*EXERCISE OBJECTIVE*
Every record that follows must be duplicated exactly, with images left out.

*LISTED ENTRIES*
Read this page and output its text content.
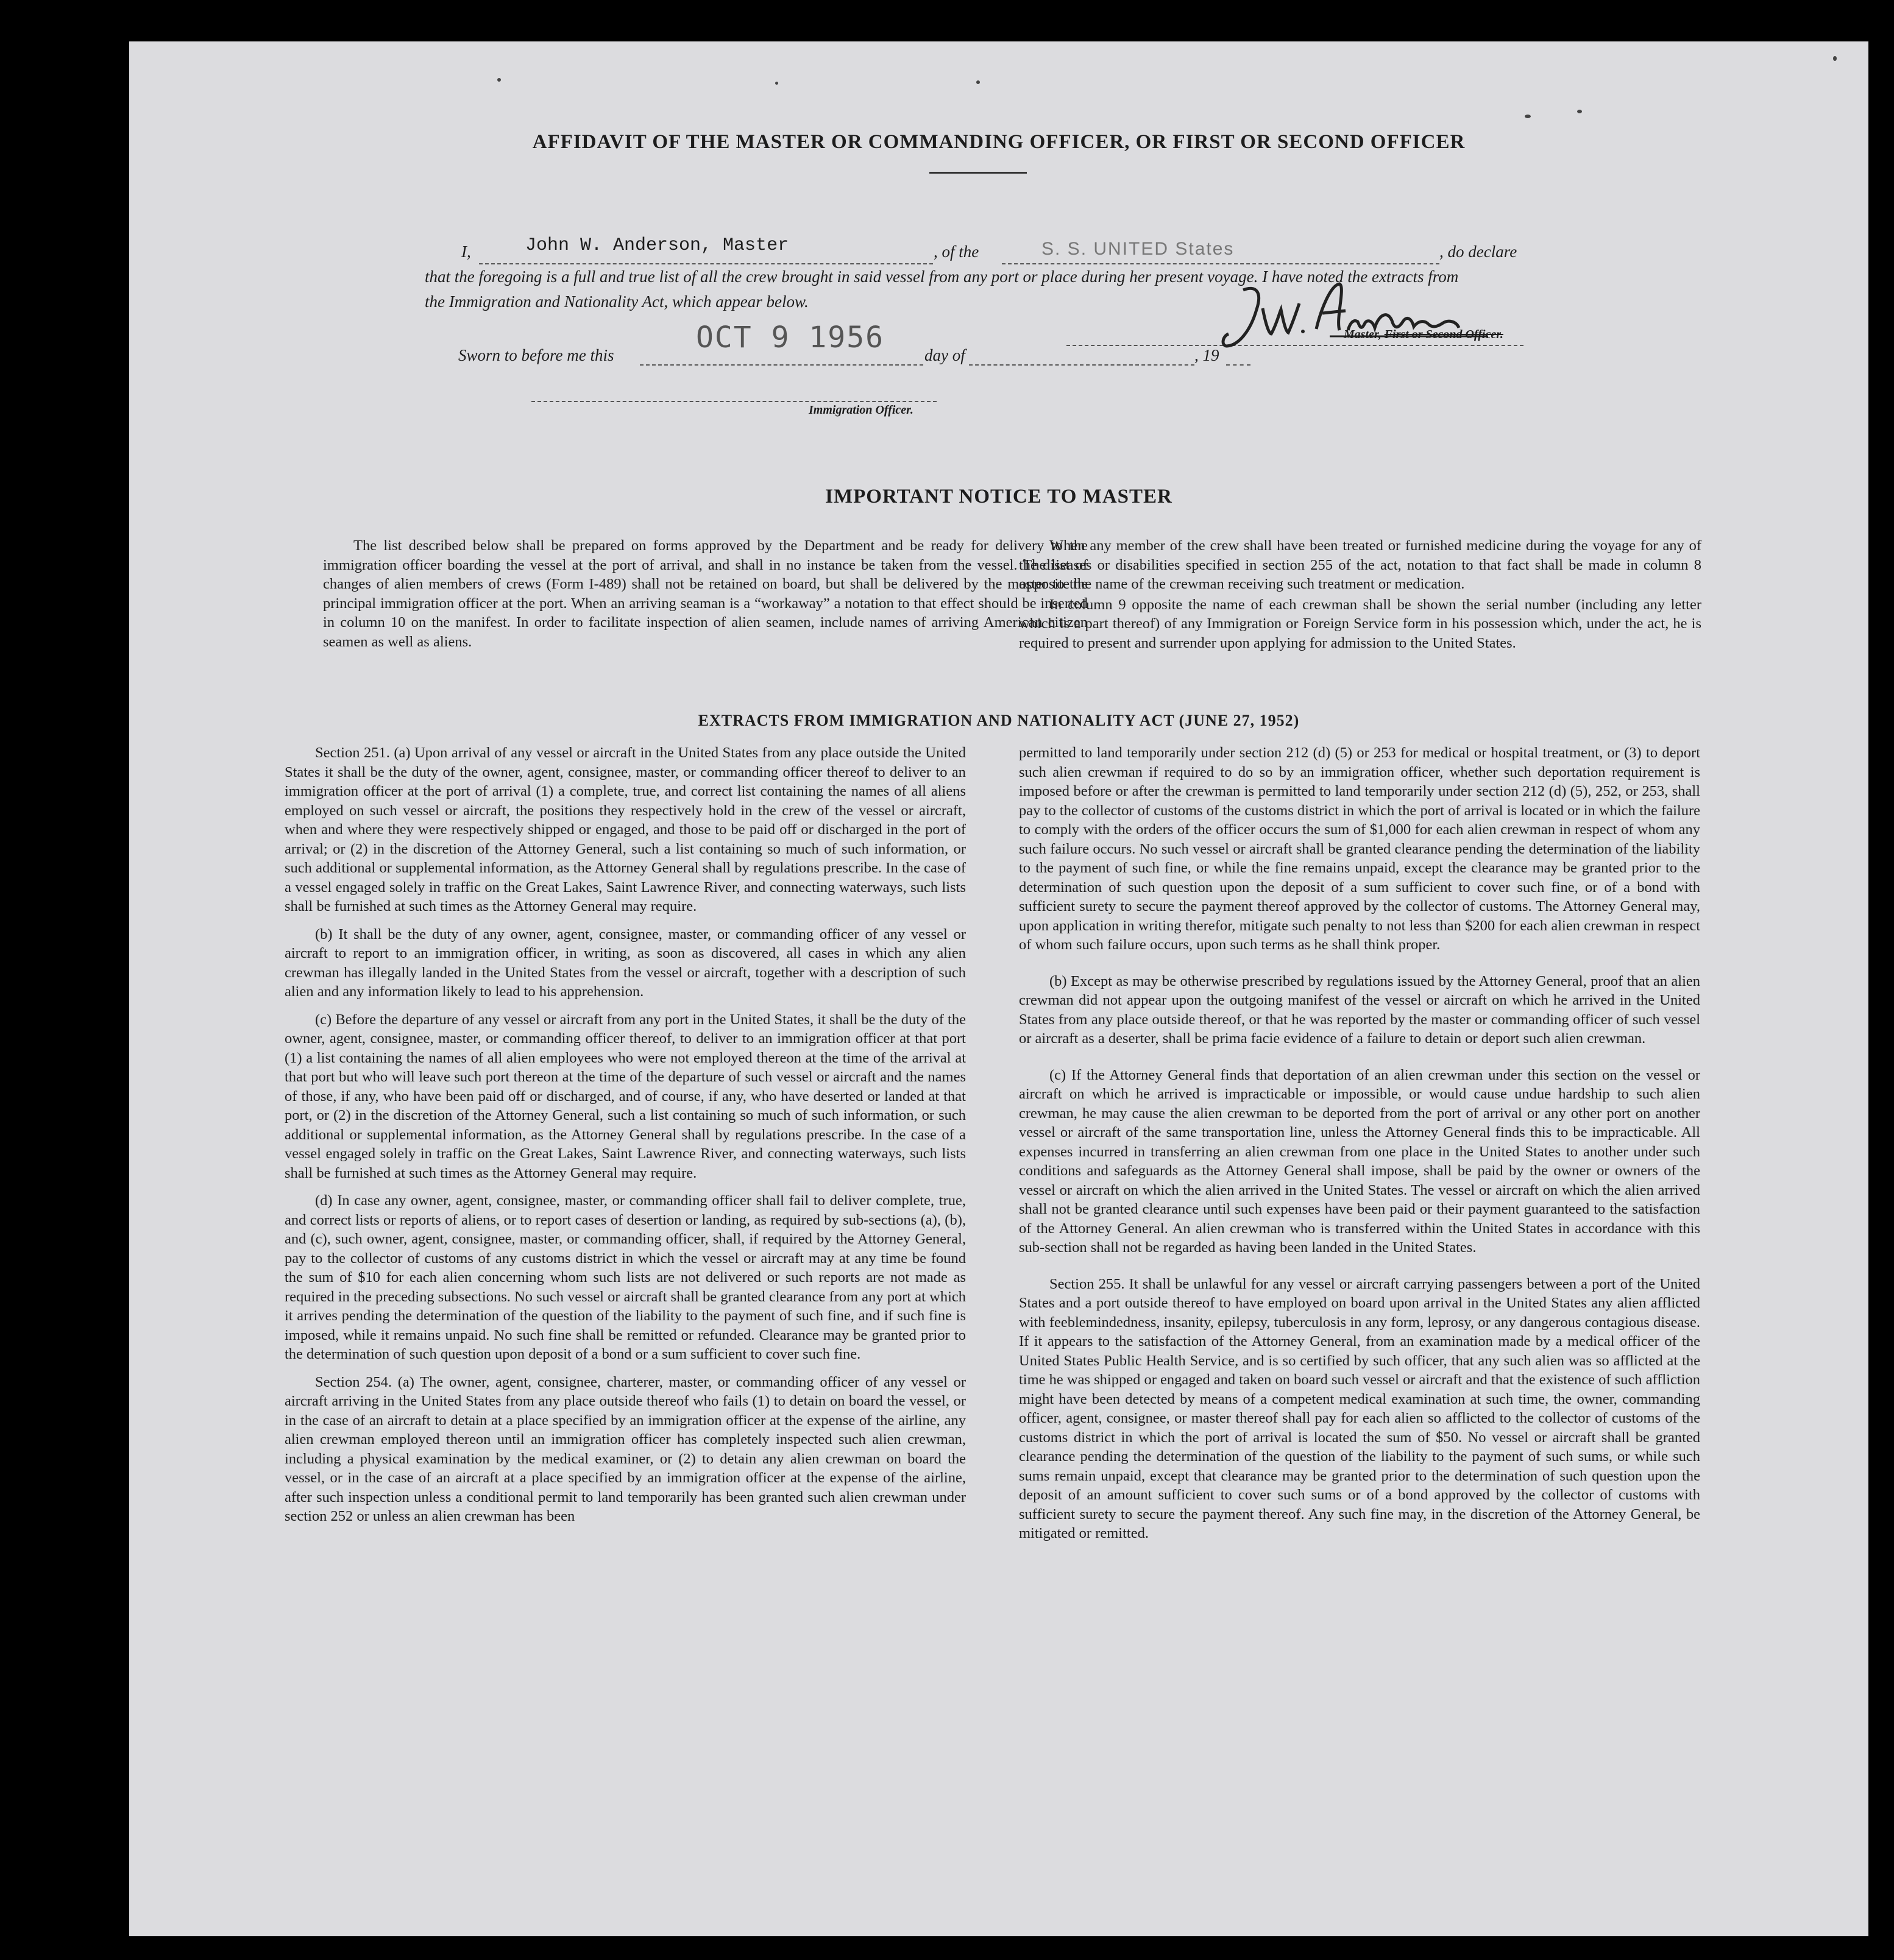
AFFIDAVIT OF THE MASTER OR COMMANDING OFFICER, OR FIRST OR SECOND OFFICER
I,	John W. Anderson, Master	, of the	S. S. UNITED States	, do declare
that the foregoing is a full and true list of all the crew brought in said vessel from any port or place during her present voyage. I have noted the extracts from
the Immigration and Nationality Act, which appear below.
Master, First or Second Officer.
Sworn to before me this
OCT 9 1956
day of	, 19
Immigration Officer.
IMPORTANT NOTICE TO MASTER

The list described below shall be prepared on forms approved by the Department and be ready for delivery to the immigration officer boarding the vessel at the port of arrival, and shall in no instance be taken from the vessel. The list of changes of alien members of crews (Form I-489) shall not be retained on board, but shall be delivered by the master to the principal immigration officer at the port. When an arriving seaman is a “workaway” a notation to that effect should be inserted in column 10 on the manifest. In order to facilitate inspection of alien seamen, include names of arriving American citizen seamen as well as aliens.

When any member of the crew shall have been treated or furnished medicine during the voyage for any of the diseases or disabilities specified in section 255 of the act, notation to that fact shall be made in column 8 opposite the name of the crewman receiving such treatment or medication.

In column 9 opposite the name of each crewman shall be shown the serial number (including any letter which is a part thereof) of any Immigration or Foreign Service form in his possession which, under the act, he is required to present and surrender upon applying for admission to the United States.

EXTRACTS FROM IMMIGRATION AND NATIONALITY ACT (JUNE 27, 1952)

Section 251. (a) Upon arrival of any vessel or aircraft in the United States from any place outside the United States it shall be the duty of the owner, agent, consignee, master, or commanding officer thereof to deliver to an immigration officer at the port of arrival (1) a complete, true, and correct list containing the names of all aliens employed on such vessel or aircraft, the positions they respectively hold in the crew of the vessel or aircraft, when and where they were respectively shipped or engaged, and those to be paid off or discharged in the port of arrival; or (2) in the discretion of the Attorney General, such a list containing so much of such information, or such additional or supplemental information, as the Attorney General shall by regulations prescribe. In the case of a vessel engaged solely in traffic on the Great Lakes, Saint Lawrence River, and connecting waterways, such lists shall be furnished at such times as the Attorney General may require.

(b) It shall be the duty of any owner, agent, consignee, master, or commanding officer of any vessel or aircraft to report to an immigration officer, in writing, as soon as discovered, all cases in which any alien crewman has illegally landed in the United States from the vessel or aircraft, together with a description of such alien and any information likely to lead to his apprehension.

(c) Before the departure of any vessel or aircraft from any port in the United States, it shall be the duty of the owner, agent, consignee, master, or commanding officer thereof, to deliver to an immigration officer at that port (1) a list containing the names of all alien employees who were not employed thereon at the time of the arrival at that port but who will leave such port thereon at the time of the departure of such vessel or aircraft and the names of those, if any, who have been paid off or discharged, and of course, if any, who have deserted or landed at that port, or (2) in the discretion of the Attorney General, such a list containing so much of such information, or such additional or supplemental information, as the Attorney General shall by regulations prescribe. In the case of a vessel engaged solely in traffic on the Great Lakes, Saint Lawrence River, and connecting waterways, such lists shall be furnished at such times as the Attorney General may require.

(d) In case any owner, agent, consignee, master, or commanding officer shall fail to deliver complete, true, and correct lists or reports of aliens, or to report cases of desertion or landing, as required by sub-sections (a), (b), and (c), such owner, agent, consignee, master, or commanding officer, shall, if required by the Attorney General, pay to the collector of customs of any customs district in which the vessel or aircraft may at any time be found the sum of $10 for each alien concerning whom such lists are not delivered or such reports are not made as required in the preceding subsections. No such vessel or aircraft shall be granted clearance from any port at which it arrives pending the determination of the question of the liability to the payment of such fine, and if such fine is imposed, while it remains unpaid. No such fine shall be remitted or refunded. Clearance may be granted prior to the determination of such question upon deposit of a bond or a sum sufficient to cover such fine.

Section 254. (a) The owner, agent, consignee, charterer, master, or commanding officer of any vessel or aircraft arriving in the United States from any place outside thereof who fails (1) to detain on board the vessel, or in the case of an aircraft to detain at a place specified by an immigration officer at the expense of the airline, any alien crewman employed thereon until an immigration officer has completely inspected such alien crewman, including a physical examination by the medical examiner, or (2) to detain any alien crewman on board the vessel, or in the case of an aircraft at a place specified by an immigration officer at the expense of the airline, after such inspection unless a conditional permit to land temporarily has been granted such alien crewman under section 252 or unless an alien crewman has been

permitted to land temporarily under section 212 (d) (5) or 253 for medical or hospital treatment, or (3) to deport such alien crewman if required to do so by an immigration officer, whether such deportation requirement is imposed before or after the crewman is permitted to land temporarily under section 212 (d) (5), 252, or 253, shall pay to the collector of customs of the customs district in which the port of arrival is located or in which the failure to comply with the orders of the officer occurs the sum of $1,000 for each alien crewman in respect of whom any such failure occurs. No such vessel or aircraft shall be granted clearance pending the determination of the liability to the payment of such fine, or while the fine remains unpaid, except the clearance may be granted prior to the determination of such question upon the deposit of a sum sufficient to cover such fine, or of a bond with sufficient surety to secure the payment thereof approved by the collector of customs. The Attorney General may, upon application in writing therefor, mitigate such penalty to not less than $200 for each alien crewman in respect of whom such failure occurs, upon such terms as he shall think proper.

(b) Except as may be otherwise prescribed by regulations issued by the Attorney General, proof that an alien crewman did not appear upon the outgoing manifest of the vessel or aircraft on which he arrived in the United States from any place outside thereof, or that he was reported by the master or commanding officer of such vessel or aircraft as a deserter, shall be prima facie evidence of a failure to detain or deport such alien crewman.

(c) If the Attorney General finds that deportation of an alien crewman under this section on the vessel or aircraft on which he arrived is impracticable or impossible, or would cause undue hardship to such alien crewman, he may cause the alien crewman to be deported from the port of arrival or any other port on another vessel or aircraft of the same transportation line, unless the Attorney General finds this to be impracticable. All expenses incurred in transferring an alien crewman from one place in the United States to another under such conditions and safeguards as the Attorney General shall impose, shall be paid by the owner or owners of the vessel or aircraft on which the alien arrived in the United States. The vessel or aircraft on which the alien arrived shall not be granted clearance until such expenses have been paid or their payment guaranteed to the satisfaction of the Attorney General. An alien crewman who is transferred within the United States in accordance with this sub-section shall not be regarded as having been landed in the United States.

Section 255. It shall be unlawful for any vessel or aircraft carrying passengers between a port of the United States and a port outside thereof to have employed on board upon arrival in the United States any alien afflicted with feeblemindedness, insanity, epilepsy, tuberculosis in any form, leprosy, or any dangerous contagious disease. If it appears to the satisfaction of the Attorney General, from an examination made by a medical officer of the United States Public Health Service, and is so certified by such officer, that any such alien was so afflicted at the time he was shipped or engaged and taken on board such vessel or aircraft and that the existence of such affliction might have been detected by means of a competent medical examination at such time, the owner, commanding officer, agent, consignee, or master thereof shall pay for each alien so afflicted to the collector of customs of the customs district in which the port of arrival is located the sum of $50. No vessel or aircraft shall be granted clearance pending the determination of the question of the liability to the payment of such sums, or while such sums remain unpaid, except that clearance may be granted prior to the determination of such question upon the deposit of an amount sufficient to cover such sums or of a bond approved by the collector of customs with sufficient surety to secure the payment thereof. Any such fine may, in the discretion of the Attorney General, be mitigated or remitted.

*SOLUTION TO THIS PROBLEM*
Read this page and output its text content.
AFFIDAVIT OF THE MASTER OR COMMANDING OFFICER, OR FIRST OR SECOND OFFICER
I,	John W. Anderson, Master	, of the	S. S. UNITED States	, do declare
that the foregoing is a full and true list of all the crew brought in said vessel from any port or place during her present voyage. I have noted the extracts from
the Immigration and Nationality Act, which appear below.
Master, First or Second Officer.
Sworn to before me this
OCT 9 1956
day of	, 19
Immigration Officer.
IMPORTANT NOTICE TO MASTER

The list described below shall be prepared on forms approved by the Department and be ready for delivery to the immigration officer boarding the vessel at the port of arrival, and shall in no instance be taken from the vessel. The list of changes of alien members of crews (Form I-489) shall not be retained on board, but shall be delivered by the master to the principal immigration officer at the port. When an arriving seaman is a “workaway” a notation to that effect should be inserted in column 10 on the manifest. In order to facilitate inspection of alien seamen, include names of arriving American citizen seamen as well as aliens.

When any member of the crew shall have been treated or furnished medicine during the voyage for any of the diseases or disabilities specified in section 255 of the act, notation to that fact shall be made in column 8 opposite the name of the crewman receiving such treatment or medication.

In column 9 opposite the name of each crewman shall be shown the serial number (including any letter which is a part thereof) of any Immigration or Foreign Service form in his possession which, under the act, he is required to present and surrender upon applying for admission to the United States.

EXTRACTS FROM IMMIGRATION AND NATIONALITY ACT (JUNE 27, 1952)

Section 251. (a) Upon arrival of any vessel or aircraft in the United States from any place outside the United States it shall be the duty of the owner, agent, consignee, master, or commanding officer thereof to deliver to an immigration officer at the port of arrival (1) a complete, true, and correct list containing the names of all aliens employed on such vessel or aircraft, the positions they respectively hold in the crew of the vessel or aircraft, when and where they were respectively shipped or engaged, and those to be paid off or discharged in the port of arrival; or (2) in the discretion of the Attorney General, such a list containing so much of such information, or such additional or supplemental information, as the Attorney General shall by regulations prescribe. In the case of a vessel engaged solely in traffic on the Great Lakes, Saint Lawrence River, and connecting waterways, such lists shall be furnished at such times as the Attorney General may require.

(b) It shall be the duty of any owner, agent, consignee, master, or commanding officer of any vessel or aircraft to report to an immigration officer, in writing, as soon as discovered, all cases in which any alien crewman has illegally landed in the United States from the vessel or aircraft, together with a description of such alien and any information likely to lead to his apprehension.

(c) Before the departure of any vessel or aircraft from any port in the United States, it shall be the duty of the owner, agent, consignee, master, or commanding officer thereof, to deliver to an immigration officer at that port (1) a list containing the names of all alien employees who were not employed thereon at the time of the arrival at that port but who will leave such port thereon at the time of the departure of such vessel or aircraft and the names of those, if any, who have been paid off or discharged, and of course, if any, who have deserted or landed at that port, or (2) in the discretion of the Attorney General, such a list containing so much of such information, or such additional or supplemental information, as the Attorney General shall by regulations prescribe. In the case of a vessel engaged solely in traffic on the Great Lakes, Saint Lawrence River, and connecting waterways, such lists shall be furnished at such times as the Attorney General may require.

(d) In case any owner, agent, consignee, master, or commanding officer shall fail to deliver complete, true, and correct lists or reports of aliens, or to report cases of desertion or landing, as required by sub-sections (a), (b), and (c), such owner, agent, consignee, master, or commanding officer, shall, if required by the Attorney General, pay to the collector of customs of any customs district in which the vessel or aircraft may at any time be found the sum of $10 for each alien concerning whom such lists are not delivered or such reports are not made as required in the preceding subsections. No such vessel or aircraft shall be granted clearance from any port at which it arrives pending the determination of the question of the liability to the payment of such fine, and if such fine is imposed, while it remains unpaid. No such fine shall be remitted or refunded. Clearance may be granted prior to the determination of such question upon deposit of a bond or a sum sufficient to cover such fine.

Section 254. (a) The owner, agent, consignee, charterer, master, or commanding officer of any vessel or aircraft arriving in the United States from any place outside thereof who fails (1) to detain on board the vessel, or in the case of an aircraft to detain at a place specified by an immigration officer at the expense of the airline, any alien crewman employed thereon until an immigration officer has completely inspected such alien crewman, including a physical examination by the medical examiner, or (2) to detain any alien crewman on board the vessel, or in the case of an aircraft at a place specified by an immigration officer at the expense of the airline, after such inspection unless a conditional permit to land temporarily has been granted such alien crewman under section 252 or unless an alien crewman has been

permitted to land temporarily under section 212 (d) (5) or 253 for medical or hospital treatment, or (3) to deport such alien crewman if required to do so by an immigration officer, whether such deportation requirement is imposed before or after the crewman is permitted to land temporarily under section 212 (d) (5), 252, or 253, shall pay to the collector of customs of the customs district in which the port of arrival is located or in which the failure to comply with the orders of the officer occurs the sum of $1,000 for each alien crewman in respect of whom any such failure occurs. No such vessel or aircraft shall be granted clearance pending the determination of the liability to the payment of such fine, or while the fine remains unpaid, except the clearance may be granted prior to the determination of such question upon the deposit of a sum sufficient to cover such fine, or of a bond with sufficient surety to secure the payment thereof approved by the collector of customs. The Attorney General may, upon application in writing therefor, mitigate such penalty to not less than $200 for each alien crewman in respect of whom such failure occurs, upon such terms as he shall think proper.

(b) Except as may be otherwise prescribed by regulations issued by the Attorney General, proof that an alien crewman did not appear upon the outgoing manifest of the vessel or aircraft on which he arrived in the United States from any place outside thereof, or that he was reported by the master or commanding officer of such vessel or aircraft as a deserter, shall be prima facie evidence of a failure to detain or deport such alien crewman.

(c) If the Attorney General finds that deportation of an alien crewman under this section on the vessel or aircraft on which he arrived is impracticable or impossible, or would cause undue hardship to such alien crewman, he may cause the alien crewman to be deported from the port of arrival or any other port on another vessel or aircraft of the same transportation line, unless the Attorney General finds this to be impracticable. All expenses incurred in transferring an alien crewman from one place in the United States to another under such conditions and safeguards as the Attorney General shall impose, shall be paid by the owner or owners of the vessel or aircraft on which the alien arrived in the United States. The vessel or aircraft on which the alien arrived shall not be granted clearance until such expenses have been paid or their payment guaranteed to the satisfaction of the Attorney General. An alien crewman who is transferred within the United States in accordance with this sub-section shall not be regarded as having been landed in the United States.

Section 255. It shall be unlawful for any vessel or aircraft carrying passengers between a port of the United States and a port outside thereof to have employed on board upon arrival in the United States any alien afflicted with feeblemindedness, insanity, epilepsy, tuberculosis in any form, leprosy, or any dangerous contagious disease. If it appears to the satisfaction of the Attorney General, from an examination made by a medical officer of the United States Public Health Service, and is so certified by such officer, that any such alien was so afflicted at the time he was shipped or engaged and taken on board such vessel or aircraft and that the existence of such affliction might have been detected by means of a competent medical examination at such time, the owner, commanding officer, agent, consignee, or master thereof shall pay for each alien so afflicted to the collector of customs of the customs district in which the port of arrival is located the sum of $50. No vessel or aircraft shall be granted clearance pending the determination of the question of the liability to the payment of such sums, or while such sums remain unpaid, except that clearance may be granted prior to the determination of such question upon the deposit of an amount sufficient to cover such sums or of a bond approved by the collector of customs with sufficient surety to secure the payment thereof. Any such fine may, in the discretion of the Attorney General, be mitigated or remitted.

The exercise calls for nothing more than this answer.